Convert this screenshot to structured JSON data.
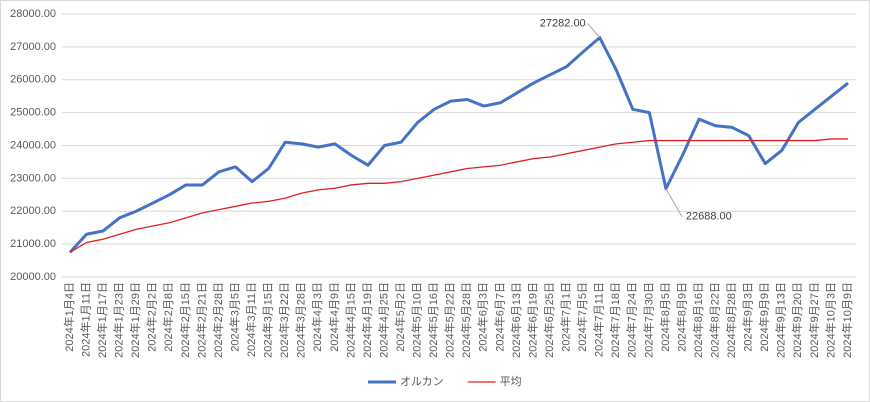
{
  "chart_data": {
    "type": "line",
    "categories": [
      "2024年1月4日",
      "2024年1月11日",
      "2024年1月17日",
      "2024年1月23日",
      "2024年1月29日",
      "2024年2月2日",
      "2024年2月8日",
      "2024年2月15日",
      "2024年2月21日",
      "2024年2月28日",
      "2024年3月5日",
      "2024年3月11日",
      "2024年3月15日",
      "2024年3月22日",
      "2024年3月28日",
      "2024年4月3日",
      "2024年4月9日",
      "2024年4月15日",
      "2024年4月19日",
      "2024年4月25日",
      "2024年5月2日",
      "2024年5月10日",
      "2024年5月16日",
      "2024年5月22日",
      "2024年5月28日",
      "2024年6月3日",
      "2024年6月7日",
      "2024年6月13日",
      "2024年6月19日",
      "2024年6月25日",
      "2024年7月1日",
      "2024年7月5日",
      "2024年7月11日",
      "2024年7月18日",
      "2024年7月24日",
      "2024年7月30日",
      "2024年8月5日",
      "2024年8月9日",
      "2024年8月16日",
      "2024年8月22日",
      "2024年8月28日",
      "2024年9月3日",
      "2024年9月9日",
      "2024年9月13日",
      "2024年9月20日",
      "2024年9月27日",
      "2024年10月3日",
      "2024年10月9日"
    ],
    "series": [
      {
        "name": "オルカン",
        "color": "#4472c4",
        "width": 3,
        "values": [
          20750,
          21300,
          21400,
          21800,
          22000,
          22250,
          22500,
          22800,
          22800,
          23200,
          23350,
          22900,
          23300,
          24100,
          24050,
          23950,
          24050,
          23700,
          23400,
          24000,
          24100,
          24700,
          25100,
          25350,
          25400,
          25200,
          25300,
          25600,
          25900,
          26150,
          26400,
          26850,
          27282,
          26300,
          25100,
          25000,
          22688,
          23700,
          24800,
          24600,
          24550,
          24300,
          23450,
          23850,
          24700,
          25100,
          25500,
          25900
        ],
        "value_labels": [
          null,
          null,
          null,
          null,
          null,
          null,
          null,
          null,
          null,
          null,
          null,
          null,
          null,
          null,
          null,
          null,
          null,
          null,
          null,
          null,
          null,
          null,
          null,
          null,
          null,
          null,
          null,
          null,
          null,
          null,
          null,
          null,
          "27282.00",
          null,
          null,
          null,
          "22688.00",
          null,
          null,
          null,
          null,
          null,
          null,
          null,
          null,
          null,
          null,
          null
        ]
      },
      {
        "name": "平均",
        "color": "#e02020",
        "width": 1.3,
        "values": [
          20750,
          21050,
          21150,
          21300,
          21450,
          21550,
          21650,
          21800,
          21950,
          22050,
          22150,
          22250,
          22300,
          22400,
          22550,
          22650,
          22700,
          22800,
          22850,
          22850,
          22900,
          23000,
          23100,
          23200,
          23300,
          23350,
          23400,
          23500,
          23600,
          23650,
          23750,
          23850,
          23950,
          24050,
          24100,
          24150,
          24150,
          24150,
          24150,
          24150,
          24150,
          24150,
          24150,
          24150,
          24150,
          24150,
          24200,
          24200
        ]
      }
    ],
    "ylim": [
      20000,
      28000
    ],
    "yticks": [
      {
        "value": 20000,
        "label": "20000.00"
      },
      {
        "value": 21000,
        "label": "21000.00"
      },
      {
        "value": 22000,
        "label": "22000.00"
      },
      {
        "value": 23000,
        "label": "23000.00"
      },
      {
        "value": 24000,
        "label": "24000.00"
      },
      {
        "value": 25000,
        "label": "25000.00"
      },
      {
        "value": 26000,
        "label": "26000.00"
      },
      {
        "value": 27000,
        "label": "27000.00"
      },
      {
        "value": 28000,
        "label": "28000.00"
      }
    ],
    "grid": true,
    "legend": "bottom"
  }
}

-- DIRECTIONS FOR THIS TASK --
Give every line above again exactly, with no pictures.

-- ANSWER TO THE TASK --
Convert this screenshot to structured JSON data.
{
  "chart_data": {
    "type": "line",
    "categories": [
      "2024年1月4日",
      "2024年1月11日",
      "2024年1月17日",
      "2024年1月23日",
      "2024年1月29日",
      "2024年2月2日",
      "2024年2月8日",
      "2024年2月15日",
      "2024年2月21日",
      "2024年2月28日",
      "2024年3月5日",
      "2024年3月11日",
      "2024年3月15日",
      "2024年3月22日",
      "2024年3月28日",
      "2024年4月3日",
      "2024年4月9日",
      "2024年4月15日",
      "2024年4月19日",
      "2024年4月25日",
      "2024年5月2日",
      "2024年5月10日",
      "2024年5月16日",
      "2024年5月22日",
      "2024年5月28日",
      "2024年6月3日",
      "2024年6月7日",
      "2024年6月13日",
      "2024年6月19日",
      "2024年6月25日",
      "2024年7月1日",
      "2024年7月5日",
      "2024年7月11日",
      "2024年7月18日",
      "2024年7月24日",
      "2024年7月30日",
      "2024年8月5日",
      "2024年8月9日",
      "2024年8月16日",
      "2024年8月22日",
      "2024年8月28日",
      "2024年9月3日",
      "2024年9月9日",
      "2024年9月13日",
      "2024年9月20日",
      "2024年9月27日",
      "2024年10月3日",
      "2024年10月9日"
    ],
    "series": [
      {
        "name": "オルカン",
        "color": "#4472c4",
        "width": 3,
        "values": [
          20750,
          21300,
          21400,
          21800,
          22000,
          22250,
          22500,
          22800,
          22800,
          23200,
          23350,
          22900,
          23300,
          24100,
          24050,
          23950,
          24050,
          23700,
          23400,
          24000,
          24100,
          24700,
          25100,
          25350,
          25400,
          25200,
          25300,
          25600,
          25900,
          26150,
          26400,
          26850,
          27282,
          26300,
          25100,
          25000,
          22688,
          23700,
          24800,
          24600,
          24550,
          24300,
          23450,
          23850,
          24700,
          25100,
          25500,
          25900
        ],
        "value_labels": [
          null,
          null,
          null,
          null,
          null,
          null,
          null,
          null,
          null,
          null,
          null,
          null,
          null,
          null,
          null,
          null,
          null,
          null,
          null,
          null,
          null,
          null,
          null,
          null,
          null,
          null,
          null,
          null,
          null,
          null,
          null,
          null,
          "27282.00",
          null,
          null,
          null,
          "22688.00",
          null,
          null,
          null,
          null,
          null,
          null,
          null,
          null,
          null,
          null,
          null
        ]
      },
      {
        "name": "平均",
        "color": "#e02020",
        "width": 1.3,
        "values": [
          20750,
          21050,
          21150,
          21300,
          21450,
          21550,
          21650,
          21800,
          21950,
          22050,
          22150,
          22250,
          22300,
          22400,
          22550,
          22650,
          22700,
          22800,
          22850,
          22850,
          22900,
          23000,
          23100,
          23200,
          23300,
          23350,
          23400,
          23500,
          23600,
          23650,
          23750,
          23850,
          23950,
          24050,
          24100,
          24150,
          24150,
          24150,
          24150,
          24150,
          24150,
          24150,
          24150,
          24150,
          24150,
          24150,
          24200,
          24200
        ]
      }
    ],
    "ylim": [
      20000,
      28000
    ],
    "yticks": [
      {
        "value": 20000,
        "label": "20000.00"
      },
      {
        "value": 21000,
        "label": "21000.00"
      },
      {
        "value": 22000,
        "label": "22000.00"
      },
      {
        "value": 23000,
        "label": "23000.00"
      },
      {
        "value": 24000,
        "label": "24000.00"
      },
      {
        "value": 25000,
        "label": "25000.00"
      },
      {
        "value": 26000,
        "label": "26000.00"
      },
      {
        "value": 27000,
        "label": "27000.00"
      },
      {
        "value": 28000,
        "label": "28000.00"
      }
    ],
    "grid": true,
    "legend": "bottom"
  }
}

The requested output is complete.